* STORED ROWS *
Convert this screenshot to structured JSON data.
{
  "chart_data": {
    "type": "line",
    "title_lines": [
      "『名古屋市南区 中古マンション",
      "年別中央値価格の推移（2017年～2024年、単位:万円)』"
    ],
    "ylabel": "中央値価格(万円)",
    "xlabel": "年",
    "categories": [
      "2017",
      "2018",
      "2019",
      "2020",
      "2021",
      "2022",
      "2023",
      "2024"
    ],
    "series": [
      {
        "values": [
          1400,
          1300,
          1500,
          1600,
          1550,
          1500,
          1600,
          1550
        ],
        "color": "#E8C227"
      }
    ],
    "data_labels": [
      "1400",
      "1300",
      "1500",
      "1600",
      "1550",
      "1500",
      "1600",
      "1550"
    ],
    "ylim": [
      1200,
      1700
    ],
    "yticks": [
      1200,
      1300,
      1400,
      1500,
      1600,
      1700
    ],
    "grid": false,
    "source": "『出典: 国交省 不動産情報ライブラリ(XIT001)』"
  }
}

* OBJECTIVE *
Quote every entry exactly.

* WRITTEN RESPONSE *
Convert this screenshot to structured JSON data.
{
  "chart_data": {
    "type": "line",
    "title_lines": [
      "『名古屋市南区 中古マンション",
      "年別中央値価格の推移（2017年～2024年、単位:万円)』"
    ],
    "ylabel": "中央値価格(万円)",
    "xlabel": "年",
    "categories": [
      "2017",
      "2018",
      "2019",
      "2020",
      "2021",
      "2022",
      "2023",
      "2024"
    ],
    "series": [
      {
        "values": [
          1400,
          1300,
          1500,
          1600,
          1550,
          1500,
          1600,
          1550
        ],
        "color": "#E8C227"
      }
    ],
    "data_labels": [
      "1400",
      "1300",
      "1500",
      "1600",
      "1550",
      "1500",
      "1600",
      "1550"
    ],
    "ylim": [
      1200,
      1700
    ],
    "yticks": [
      1200,
      1300,
      1400,
      1500,
      1600,
      1700
    ],
    "grid": false,
    "source": "『出典: 国交省 不動産情報ライブラリ(XIT001)』"
  }
}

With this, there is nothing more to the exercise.